» REQUIRED TASK 1:
According to the Rosia Montana project update, how many homes were built at the Recea resettlement site in Alba Iulia?

» EXTRACTED TEXT:
━━━━

On December 8, 2009 the first hearing took place regarding the MOE's appeal against the Bucharest Court of Appeal decision compelling the MOE to issue two dam safety permits for the Rosia Montana project to RMGC. This case remains ongoing before the Supreme Court of Romania. On December 18th, 2009 RMGC filed its final appeal against the Bucharest Court of Appeal decision of July 1, 2009 which dismissed our claim challenging the grounds for suspension of the EIA review procedure for the Rosia Montana Project. This appeal will be heard by the Supreme Court of Romania.

Litigation concerning urbanism certificate No. 68, Archaeological Discharge Certificate No.5, and RMGC challenges to decisions related to two assessments issued in 2008 also continue through the Romanian courts. No other definitive decisions related to outstanding litigation were issued during the fourth quarter of 2009.

Surface Rights

As a result of the suspension of the EIA review process in September 2007, the home purchase program was suspended indefinitely in February 2008. The Company owns 77 percent of the homes in the industrial zone, protected area and the buffer zone.

In addition to the private properties required, the Company needs to acquire properties (about 35 percent of the surface area of the Project), which are owned by institutions, including the local administrations of Rosia Montana and Abrud, as well as certain churches and state-owned mining companies. The process to acquire the institutional properties is underway and expected to be completed after the approval of the EIA.

Once the Company completes the agreements for institutional properties, its ownership will rise to approximately 85 percent of the industrial zone of the Project, further demonstrating strong local support for the Project. Ultimately, the Company's ability to obtain construction permits for the mine and plant is predicated on securing 100 percent of the surface rights in the industrial zone, the timing of which is not entirely within the Company's control.

Resettlement Sites

Construction of the Alba Iulia resettlement site, known as Recea, began in summer 2007. Infrastructure was completed during the third quarter 2008. The construction of all 125 homes of Recea resettlement site in Alba Iulia has been physically completed with 124 homes handed over to their respective owners. The last home will be handed over and legal transfer of seven remaining homes will be finalized in the first quarter of 2010. This project has attracted attention regionally and nationally for the quality of its design and construction and it is a visible testimony to the determination of the Company to deliver on its promises to the people of Rosia Montana.

The Company is currently working to obtain permits for the construction of Piatra Alba, the new resettlement village to be built in Rosia Montana. The Company was hoping to begin construction towards the end of 2009. Delays in permitting process have changed the expected time to obtaining the construction permit to the second quarter of 2010. Planning is advancing in order to allow mobilization on granting of the construction permits.

Archaeology

An archaeological review of historic mining activity at Rosia Montana is a critical step in the granting of the construction permit to build the Project. An archaeological discharge certificate is required for all of the area under the footprint of the proposed mine.

An NGO commenced legal action in 2004 and ultimately obtained an annulment with respect to RMGC's archaeological discharge Certificate No. 4 ("ADC 4") from the Supreme Court of Romania in December 2008. The Company has reviewed the Court's written reasons for this decision and intends to apply for a new ADC 4 through a revised application performed by independents researchers that it believes will address all deficiencies identified by the Court.

Archaeological discharge Certificate No. 5 ("ADC 5") has also been challenged. An initial NGO claim seeking the suspension of ADC 5 has been irrevocably rejected by the Romanian Courts, however an annulment claim remains outstanding. ADC 5 is a compilation of the four previously issued discharge certificates and was obtained for administrative convenience only. The Company has been advised by its Romanian legal counsel that the annulment of ADC 5 does not result in the annulment of the underlying discharge certificates.

━━━━

» Data listing:
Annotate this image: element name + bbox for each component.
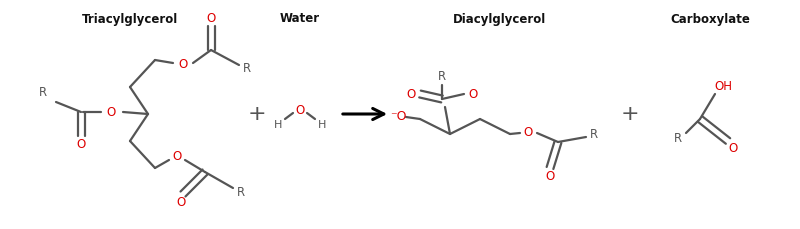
Text: R: R [438, 71, 446, 84]
Text: O: O [468, 87, 478, 101]
Text: R: R [39, 85, 47, 98]
Text: Diacylglycerol: Diacylglycerol [454, 13, 546, 25]
Text: O: O [406, 87, 416, 101]
Text: O: O [176, 196, 186, 208]
Text: O: O [172, 150, 182, 163]
Text: O: O [76, 137, 86, 150]
Text: OH: OH [714, 79, 732, 93]
Text: H: H [318, 120, 326, 130]
Text: O: O [206, 11, 216, 25]
Text: H: H [274, 120, 282, 130]
Text: R: R [237, 185, 245, 199]
Text: Triacylglycerol: Triacylglycerol [82, 13, 178, 25]
Text: +: + [248, 104, 266, 124]
Text: Carboxylate: Carboxylate [670, 13, 750, 25]
Text: O: O [523, 125, 533, 139]
Text: O: O [546, 169, 554, 183]
Text: ⁻O: ⁻O [390, 111, 406, 123]
Text: Water: Water [280, 13, 320, 25]
Text: O: O [178, 58, 188, 71]
Text: O: O [295, 104, 305, 117]
Text: O: O [728, 142, 738, 155]
Text: R: R [243, 63, 251, 76]
Text: +: + [621, 104, 639, 124]
Text: R: R [590, 128, 598, 142]
Text: O: O [106, 106, 116, 118]
Text: R: R [674, 133, 682, 145]
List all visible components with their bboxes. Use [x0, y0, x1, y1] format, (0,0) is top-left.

━━━━

» REQUIRED TASK 2:
From the data listing, copy word for word the lines between the line holding "Text: R: R [438, 71, 446, 84]" and the line holding "Text: Triacylglycerol: Triacylglycerol", including both of those lines.

» COMPLETE ANSWER 1:
125 homes.

» COMPLETE ANSWER 2:
Text: R: R [438, 71, 446, 84]
Text: O: O [468, 87, 478, 101]
Text: R: R [39, 85, 47, 98]
Text: Diacylglycerol: Diacylglycerol [454, 13, 546, 25]
Text: O: O [406, 87, 416, 101]
Text: O: O [176, 196, 186, 208]
Text: O: O [172, 150, 182, 163]
Text: O: O [76, 137, 86, 150]
Text: OH: OH [714, 79, 732, 93]
Text: H: H [318, 120, 326, 130]
Text: O: O [206, 11, 216, 25]
Text: H: H [274, 120, 282, 130]
Text: R: R [237, 185, 245, 199]
Text: Triacylglycerol: Triacylglycerol [82, 13, 178, 25]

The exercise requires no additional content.